[WORK INSTRUCTIONS]:
Every line below should be repeated exactly.

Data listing
>>>

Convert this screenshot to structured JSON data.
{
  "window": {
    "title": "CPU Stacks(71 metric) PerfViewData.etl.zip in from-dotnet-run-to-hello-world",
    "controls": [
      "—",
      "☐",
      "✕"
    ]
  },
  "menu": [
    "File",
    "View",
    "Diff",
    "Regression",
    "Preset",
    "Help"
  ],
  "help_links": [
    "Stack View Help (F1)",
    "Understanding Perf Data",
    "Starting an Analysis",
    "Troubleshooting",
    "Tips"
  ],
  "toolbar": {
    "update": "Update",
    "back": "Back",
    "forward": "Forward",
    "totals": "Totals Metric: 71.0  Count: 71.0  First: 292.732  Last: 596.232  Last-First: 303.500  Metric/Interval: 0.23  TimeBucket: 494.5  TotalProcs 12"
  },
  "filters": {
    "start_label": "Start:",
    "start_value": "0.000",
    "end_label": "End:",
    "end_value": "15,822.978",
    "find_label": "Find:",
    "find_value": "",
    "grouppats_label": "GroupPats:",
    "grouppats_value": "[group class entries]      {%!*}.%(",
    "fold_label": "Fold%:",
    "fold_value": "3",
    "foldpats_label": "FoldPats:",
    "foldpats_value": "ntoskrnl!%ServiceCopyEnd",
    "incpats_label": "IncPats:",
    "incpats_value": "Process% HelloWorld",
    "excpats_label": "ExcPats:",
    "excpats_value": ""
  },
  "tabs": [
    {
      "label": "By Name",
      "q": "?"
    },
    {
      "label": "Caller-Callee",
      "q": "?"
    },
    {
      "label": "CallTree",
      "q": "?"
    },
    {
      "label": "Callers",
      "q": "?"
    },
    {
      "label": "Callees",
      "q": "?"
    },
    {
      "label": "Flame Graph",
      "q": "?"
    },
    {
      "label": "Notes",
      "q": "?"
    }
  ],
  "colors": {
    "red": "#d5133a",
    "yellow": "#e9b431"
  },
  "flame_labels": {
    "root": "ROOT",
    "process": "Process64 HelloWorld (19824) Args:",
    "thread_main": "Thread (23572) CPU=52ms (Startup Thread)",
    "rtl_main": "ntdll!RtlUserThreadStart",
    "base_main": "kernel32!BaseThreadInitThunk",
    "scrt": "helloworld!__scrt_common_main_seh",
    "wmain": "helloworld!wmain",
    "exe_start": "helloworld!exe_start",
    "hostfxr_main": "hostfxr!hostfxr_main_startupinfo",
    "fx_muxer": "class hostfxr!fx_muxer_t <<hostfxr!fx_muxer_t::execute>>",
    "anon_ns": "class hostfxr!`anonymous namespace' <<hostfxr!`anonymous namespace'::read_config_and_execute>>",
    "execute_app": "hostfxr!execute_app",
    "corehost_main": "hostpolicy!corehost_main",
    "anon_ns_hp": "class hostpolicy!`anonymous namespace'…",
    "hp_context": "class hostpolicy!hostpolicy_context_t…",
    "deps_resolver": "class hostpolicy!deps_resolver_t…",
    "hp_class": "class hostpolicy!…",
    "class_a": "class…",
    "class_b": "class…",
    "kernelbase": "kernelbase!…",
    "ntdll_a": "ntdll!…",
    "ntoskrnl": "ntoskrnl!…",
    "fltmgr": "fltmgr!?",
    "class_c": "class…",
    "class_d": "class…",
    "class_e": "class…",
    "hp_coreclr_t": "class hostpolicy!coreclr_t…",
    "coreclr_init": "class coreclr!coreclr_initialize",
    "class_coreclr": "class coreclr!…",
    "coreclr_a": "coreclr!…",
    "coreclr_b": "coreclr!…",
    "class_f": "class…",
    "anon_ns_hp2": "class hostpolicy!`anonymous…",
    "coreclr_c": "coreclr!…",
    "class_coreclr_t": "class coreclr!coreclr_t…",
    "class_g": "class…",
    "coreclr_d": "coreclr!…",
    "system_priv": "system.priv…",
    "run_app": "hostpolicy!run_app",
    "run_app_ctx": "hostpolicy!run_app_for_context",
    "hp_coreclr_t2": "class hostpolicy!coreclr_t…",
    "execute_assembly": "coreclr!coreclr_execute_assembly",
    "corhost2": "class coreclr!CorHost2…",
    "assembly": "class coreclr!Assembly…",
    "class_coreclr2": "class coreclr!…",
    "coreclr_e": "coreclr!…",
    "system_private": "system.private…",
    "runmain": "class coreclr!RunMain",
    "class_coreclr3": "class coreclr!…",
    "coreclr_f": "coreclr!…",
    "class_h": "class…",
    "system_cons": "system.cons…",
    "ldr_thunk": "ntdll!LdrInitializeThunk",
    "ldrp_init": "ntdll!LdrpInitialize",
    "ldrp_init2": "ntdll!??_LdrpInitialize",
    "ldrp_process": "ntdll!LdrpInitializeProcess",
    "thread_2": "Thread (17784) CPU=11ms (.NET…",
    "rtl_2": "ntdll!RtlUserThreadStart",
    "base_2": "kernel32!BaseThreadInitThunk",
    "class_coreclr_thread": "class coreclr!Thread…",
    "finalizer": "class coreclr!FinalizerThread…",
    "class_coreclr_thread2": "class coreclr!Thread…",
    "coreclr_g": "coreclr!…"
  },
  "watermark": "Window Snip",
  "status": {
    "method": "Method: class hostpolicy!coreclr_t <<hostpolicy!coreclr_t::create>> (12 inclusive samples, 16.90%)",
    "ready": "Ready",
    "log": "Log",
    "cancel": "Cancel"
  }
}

<<<

[WRITTEN ANSWER]:
Convert this screenshot to structured JSON data.
{
  "window": {
    "title": "CPU Stacks(71 metric) PerfViewData.etl.zip in from-dotnet-run-to-hello-world",
    "controls": [
      "—",
      "☐",
      "✕"
    ]
  },
  "menu": [
    "File",
    "View",
    "Diff",
    "Regression",
    "Preset",
    "Help"
  ],
  "help_links": [
    "Stack View Help (F1)",
    "Understanding Perf Data",
    "Starting an Analysis",
    "Troubleshooting",
    "Tips"
  ],
  "toolbar": {
    "update": "Update",
    "back": "Back",
    "forward": "Forward",
    "totals": "Totals Metric: 71.0  Count: 71.0  First: 292.732  Last: 596.232  Last-First: 303.500  Metric/Interval: 0.23  TimeBucket: 494.5  TotalProcs 12"
  },
  "filters": {
    "start_label": "Start:",
    "start_value": "0.000",
    "end_label": "End:",
    "end_value": "15,822.978",
    "find_label": "Find:",
    "find_value": "",
    "grouppats_label": "GroupPats:",
    "grouppats_value": "[group class entries]      {%!*}.%(",
    "fold_label": "Fold%:",
    "fold_value": "3",
    "foldpats_label": "FoldPats:",
    "foldpats_value": "ntoskrnl!%ServiceCopyEnd",
    "incpats_label": "IncPats:",
    "incpats_value": "Process% HelloWorld",
    "excpats_label": "ExcPats:",
    "excpats_value": ""
  },
  "tabs": [
    {
      "label": "By Name",
      "q": "?"
    },
    {
      "label": "Caller-Callee",
      "q": "?"
    },
    {
      "label": "CallTree",
      "q": "?"
    },
    {
      "label": "Callers",
      "q": "?"
    },
    {
      "label": "Callees",
      "q": "?"
    },
    {
      "label": "Flame Graph",
      "q": "?"
    },
    {
      "label": "Notes",
      "q": "?"
    }
  ],
  "colors": {
    "red": "#d5133a",
    "yellow": "#e9b431"
  },
  "flame_labels": {
    "root": "ROOT",
    "process": "Process64 HelloWorld (19824) Args:",
    "thread_main": "Thread (23572) CPU=52ms (Startup Thread)",
    "rtl_main": "ntdll!RtlUserThreadStart",
    "base_main": "kernel32!BaseThreadInitThunk",
    "scrt": "helloworld!__scrt_common_main_seh",
    "wmain": "helloworld!wmain",
    "exe_start": "helloworld!exe_start",
    "hostfxr_main": "hostfxr!hostfxr_main_startupinfo",
    "fx_muxer": "class hostfxr!fx_muxer_t <<hostfxr!fx_muxer_t::execute>>",
    "anon_ns": "class hostfxr!`anonymous namespace' <<hostfxr!`anonymous namespace'::read_config_and_execute>>",
    "execute_app": "hostfxr!execute_app",
    "corehost_main": "hostpolicy!corehost_main",
    "anon_ns_hp": "class hostpolicy!`anonymous namespace'…",
    "hp_context": "class hostpolicy!hostpolicy_context_t…",
    "deps_resolver": "class hostpolicy!deps_resolver_t…",
    "hp_class": "class hostpolicy!…",
    "class_a": "class…",
    "class_b": "class…",
    "kernelbase": "kernelbase!…",
    "ntdll_a": "ntdll!…",
    "ntoskrnl": "ntoskrnl!…",
    "fltmgr": "fltmgr!?",
    "class_c": "class…",
    "class_d": "class…",
    "class_e": "class…",
    "hp_coreclr_t": "class hostpolicy!coreclr_t…",
    "coreclr_init": "class coreclr!coreclr_initialize",
    "class_coreclr": "class coreclr!…",
    "coreclr_a": "coreclr!…",
    "coreclr_b": "coreclr!…",
    "class_f": "class…",
    "anon_ns_hp2": "class hostpolicy!`anonymous…",
    "coreclr_c": "coreclr!…",
    "class_coreclr_t": "class coreclr!coreclr_t…",
    "class_g": "class…",
    "coreclr_d": "coreclr!…",
    "system_priv": "system.priv…",
    "run_app": "hostpolicy!run_app",
    "run_app_ctx": "hostpolicy!run_app_for_context",
    "hp_coreclr_t2": "class hostpolicy!coreclr_t…",
    "execute_assembly": "coreclr!coreclr_execute_assembly",
    "corhost2": "class coreclr!CorHost2…",
    "assembly": "class coreclr!Assembly…",
    "class_coreclr2": "class coreclr!…",
    "coreclr_e": "coreclr!…",
    "system_private": "system.private…",
    "runmain": "class coreclr!RunMain",
    "class_coreclr3": "class coreclr!…",
    "coreclr_f": "coreclr!…",
    "class_h": "class…",
    "system_cons": "system.cons…",
    "ldr_thunk": "ntdll!LdrInitializeThunk",
    "ldrp_init": "ntdll!LdrpInitialize",
    "ldrp_init2": "ntdll!??_LdrpInitialize",
    "ldrp_process": "ntdll!LdrpInitializeProcess",
    "thread_2": "Thread (17784) CPU=11ms (.NET…",
    "rtl_2": "ntdll!RtlUserThreadStart",
    "base_2": "kernel32!BaseThreadInitThunk",
    "class_coreclr_thread": "class coreclr!Thread…",
    "finalizer": "class coreclr!FinalizerThread…",
    "class_coreclr_thread2": "class coreclr!Thread…",
    "coreclr_g": "coreclr!…"
  },
  "watermark": "Window Snip",
  "status": {
    "method": "Method: class hostpolicy!coreclr_t <<hostpolicy!coreclr_t::create>> (12 inclusive samples, 16.90%)",
    "ready": "Ready",
    "log": "Log",
    "cancel": "Cancel"
  }
}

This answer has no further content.